* _YOUR INSTRUCTIONS_: Reproduce the material word for word; the images stay out.

------------------------------------------------------------

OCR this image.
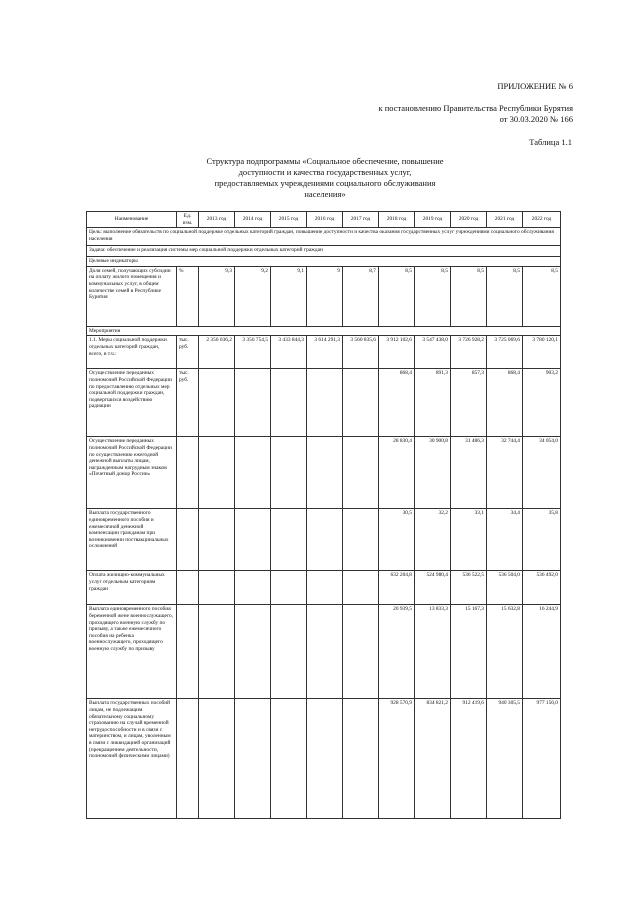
ПРИЛОЖЕНИЕ № 6
к постановлению Правительства Республики Бурятия
от 30.03.2020 № 166
Таблица 1.1
Структура подпрограммы «Социальное обеспечение, повышение
доступности и качества государственных услуг,
предоставляемых учреждениями социального обслуживания
населения»
Наименование	Ед. изм.	2013 год	2014 год	2015 год	2016 год	2017 год	2018 год	2019 год	2020 год	2021 год	2022 год
Цель: выполнение обязательств по социальной поддержке отдельных категорий граждан, повышение доступности и качества оказания государственных услуг учреждениями социального обслуживания населения											
Задача: обеспечение и реализация системы мер социальной поддержки отдельных категорий граждан											
Целевые индикаторы											
Доля семей, получающих субсидии на оплату жилого помещения и коммунальных услуг, в общем количестве семей в Республике Бурятия	%	9,3	9,2	9,1	9	8,7	8,5	8,5	8,5	8,5	8,5
Мероприятия											
1.1. Меры социальной поддержки отдельных категорий граждан, всего, в т.ч.:	тыс. руб.	2 356 036,2	3 356 754,5	3 433 844,3	3 614 291,3	3 560 835,6	3 912 102,6	3 547 438,0	3 726 928,2	3 725 069,6	3 780 120,1
Осуществление переданных полномочий Российской Федерации по предоставлению отдельных мер социальной поддержки граждан, подвергшихся воздействию радиации	тыс. руб.						868,4	891,3	857,3	868,4	903,2
Осуществление переданных полномочий Российской Федерации по осуществлению ежегодной денежной выплаты лицам, награжденным нагрудным знаком «Почетный донор России»							28 830,4	30 900,8	31 486,3	32 744,4	34 054,0
Выплата государственного единовременного пособия и ежемесячной денежной компенсации гражданам при возникновении поствакцинальных осложнений							30,5	32,2	33,1	34,4	35,8
Оплата жилищно-коммунальных услуг отдельным категориям граждан							632 204,8	524 980,4	536 522,5	536 504,0	536 492,0
Выплата единовременного пособия беременной жене военнослужащего, проходящего военную службу по призыву, а также ежемесячного пособия на ребенка военнослужащего, проходящего военную службу по призыву							20 939,5	13 833,3	15 167,3	15 632,8	16 244,9
Выплата государственных пособий лицам, не подлежащим обязательному социальному страхованию на случай временной нетрудоспособности и в связи с материнством, и лицам, уволенным в связи с ликвидацией организаций (прекращением деятельности, полномочий физическими лицами)							928 570,9	834 821,2	912 419,6	940 305,5	977 156,0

------------------------------------------------------------

* _EXPECTED ANSWER_:
OCR this image.
ПРИЛОЖЕНИЕ № 6
к постановлению Правительства Республики Бурятия
от 30.03.2020 № 166
Таблица 1.1
Структура подпрограммы «Социальное обеспечение, повышение
доступности и качества государственных услуг,
предоставляемых учреждениями социального обслуживания
населения»
Наименование	Ед. изм.	2013 год	2014 год	2015 год	2016 год	2017 год	2018 год	2019 год	2020 год	2021 год	2022 год
Цель: выполнение обязательств по социальной поддержке отдельных категорий граждан, повышение доступности и качества оказания государственных услуг учреждениями социального обслуживания населения											
Задача: обеспечение и реализация системы мер социальной поддержки отдельных категорий граждан											
Целевые индикаторы											
Доля семей, получающих субсидии на оплату жилого помещения и коммунальных услуг, в общем количестве семей в Республике Бурятия	%	9,3	9,2	9,1	9	8,7	8,5	8,5	8,5	8,5	8,5
Мероприятия											
1.1. Меры социальной поддержки отдельных категорий граждан, всего, в т.ч.:	тыс. руб.	2 356 036,2	3 356 754,5	3 433 844,3	3 614 291,3	3 560 835,6	3 912 102,6	3 547 438,0	3 726 928,2	3 725 069,6	3 780 120,1
Осуществление переданных полномочий Российской Федерации по предоставлению отдельных мер социальной поддержки граждан, подвергшихся воздействию радиации	тыс. руб.						868,4	891,3	857,3	868,4	903,2
Осуществление переданных полномочий Российской Федерации по осуществлению ежегодной денежной выплаты лицам, награжденным нагрудным знаком «Почетный донор России»							28 830,4	30 900,8	31 486,3	32 744,4	34 054,0
Выплата государственного единовременного пособия и ежемесячной денежной компенсации гражданам при возникновении поствакцинальных осложнений							30,5	32,2	33,1	34,4	35,8
Оплата жилищно-коммунальных услуг отдельным категориям граждан							632 204,8	524 980,4	536 522,5	536 504,0	536 492,0
Выплата единовременного пособия беременной жене военнослужащего, проходящего военную службу по призыву, а также ежемесячного пособия на ребенка военнослужащего, проходящего военную службу по призыву							20 939,5	13 833,3	15 167,3	15 632,8	16 244,9
Выплата государственных пособий лицам, не подлежащим обязательному социальному страхованию на случай временной нетрудоспособности и в связи с материнством, и лицам, уволенным в связи с ликвидацией организаций (прекращением деятельности, полномочий физическими лицами)							928 570,9	834 821,2	912 419,6	940 305,5	977 156,0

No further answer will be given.